● **What is required**
Which lines below contain the string "timestamp"? Gather each of them and copy it in full.

● **Data section**
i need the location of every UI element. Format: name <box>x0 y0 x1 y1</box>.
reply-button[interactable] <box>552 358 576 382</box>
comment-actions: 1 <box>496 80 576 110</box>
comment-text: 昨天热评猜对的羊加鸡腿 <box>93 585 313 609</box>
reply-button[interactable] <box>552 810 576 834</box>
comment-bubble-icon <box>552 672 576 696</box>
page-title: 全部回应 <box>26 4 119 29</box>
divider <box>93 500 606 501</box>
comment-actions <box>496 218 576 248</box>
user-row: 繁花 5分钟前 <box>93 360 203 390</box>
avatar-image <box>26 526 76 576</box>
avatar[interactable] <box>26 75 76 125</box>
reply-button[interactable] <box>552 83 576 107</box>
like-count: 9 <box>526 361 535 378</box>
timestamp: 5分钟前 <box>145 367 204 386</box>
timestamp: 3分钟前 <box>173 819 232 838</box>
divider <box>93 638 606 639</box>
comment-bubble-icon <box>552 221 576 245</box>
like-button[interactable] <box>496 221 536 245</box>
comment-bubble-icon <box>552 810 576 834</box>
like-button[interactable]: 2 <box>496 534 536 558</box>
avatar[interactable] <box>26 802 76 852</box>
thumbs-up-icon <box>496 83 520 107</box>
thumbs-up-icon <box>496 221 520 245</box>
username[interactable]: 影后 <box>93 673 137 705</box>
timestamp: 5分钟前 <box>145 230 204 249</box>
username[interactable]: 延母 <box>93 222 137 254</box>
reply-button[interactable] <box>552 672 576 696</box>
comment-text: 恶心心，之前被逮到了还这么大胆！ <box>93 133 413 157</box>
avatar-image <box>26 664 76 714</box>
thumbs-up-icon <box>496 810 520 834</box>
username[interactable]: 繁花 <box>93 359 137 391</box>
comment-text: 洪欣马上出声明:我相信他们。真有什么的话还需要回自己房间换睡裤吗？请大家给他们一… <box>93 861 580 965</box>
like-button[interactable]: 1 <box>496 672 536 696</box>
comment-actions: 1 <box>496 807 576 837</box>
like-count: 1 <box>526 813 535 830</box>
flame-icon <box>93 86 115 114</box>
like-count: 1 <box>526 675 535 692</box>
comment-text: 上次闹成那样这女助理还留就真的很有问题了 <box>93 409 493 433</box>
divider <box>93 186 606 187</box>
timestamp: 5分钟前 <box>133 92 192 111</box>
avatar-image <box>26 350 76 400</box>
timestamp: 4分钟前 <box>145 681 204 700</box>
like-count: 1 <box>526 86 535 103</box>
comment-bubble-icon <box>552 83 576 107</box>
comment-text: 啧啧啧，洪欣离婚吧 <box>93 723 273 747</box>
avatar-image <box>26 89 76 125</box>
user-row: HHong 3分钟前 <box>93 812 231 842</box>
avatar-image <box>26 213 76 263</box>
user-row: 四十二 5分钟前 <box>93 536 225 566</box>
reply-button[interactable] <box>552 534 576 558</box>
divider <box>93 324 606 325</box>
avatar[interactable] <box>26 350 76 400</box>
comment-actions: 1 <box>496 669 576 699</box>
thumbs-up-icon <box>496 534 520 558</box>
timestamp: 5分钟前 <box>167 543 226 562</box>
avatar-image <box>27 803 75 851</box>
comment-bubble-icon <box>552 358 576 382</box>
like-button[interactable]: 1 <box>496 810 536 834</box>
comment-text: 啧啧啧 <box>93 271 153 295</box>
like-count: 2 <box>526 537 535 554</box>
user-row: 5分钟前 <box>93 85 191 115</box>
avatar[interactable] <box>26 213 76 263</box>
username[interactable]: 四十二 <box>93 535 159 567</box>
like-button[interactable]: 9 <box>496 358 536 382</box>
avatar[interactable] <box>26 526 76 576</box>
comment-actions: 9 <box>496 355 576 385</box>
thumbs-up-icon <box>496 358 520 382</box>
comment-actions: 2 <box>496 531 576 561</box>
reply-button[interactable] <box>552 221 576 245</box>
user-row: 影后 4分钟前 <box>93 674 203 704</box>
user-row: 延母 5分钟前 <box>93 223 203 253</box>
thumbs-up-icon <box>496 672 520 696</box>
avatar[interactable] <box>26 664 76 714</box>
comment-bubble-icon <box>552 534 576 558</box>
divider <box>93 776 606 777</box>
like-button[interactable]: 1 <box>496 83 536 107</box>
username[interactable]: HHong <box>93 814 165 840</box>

● **Complete output**
timestamp: 5分钟前 <box>145 367 204 386</box>
timestamp: 3分钟前 <box>173 819 232 838</box>
timestamp: 5分钟前 <box>145 230 204 249</box>
timestamp: 5分钟前 <box>133 92 192 111</box>
timestamp: 4分钟前 <box>145 681 204 700</box>
timestamp: 5分钟前 <box>167 543 226 562</box>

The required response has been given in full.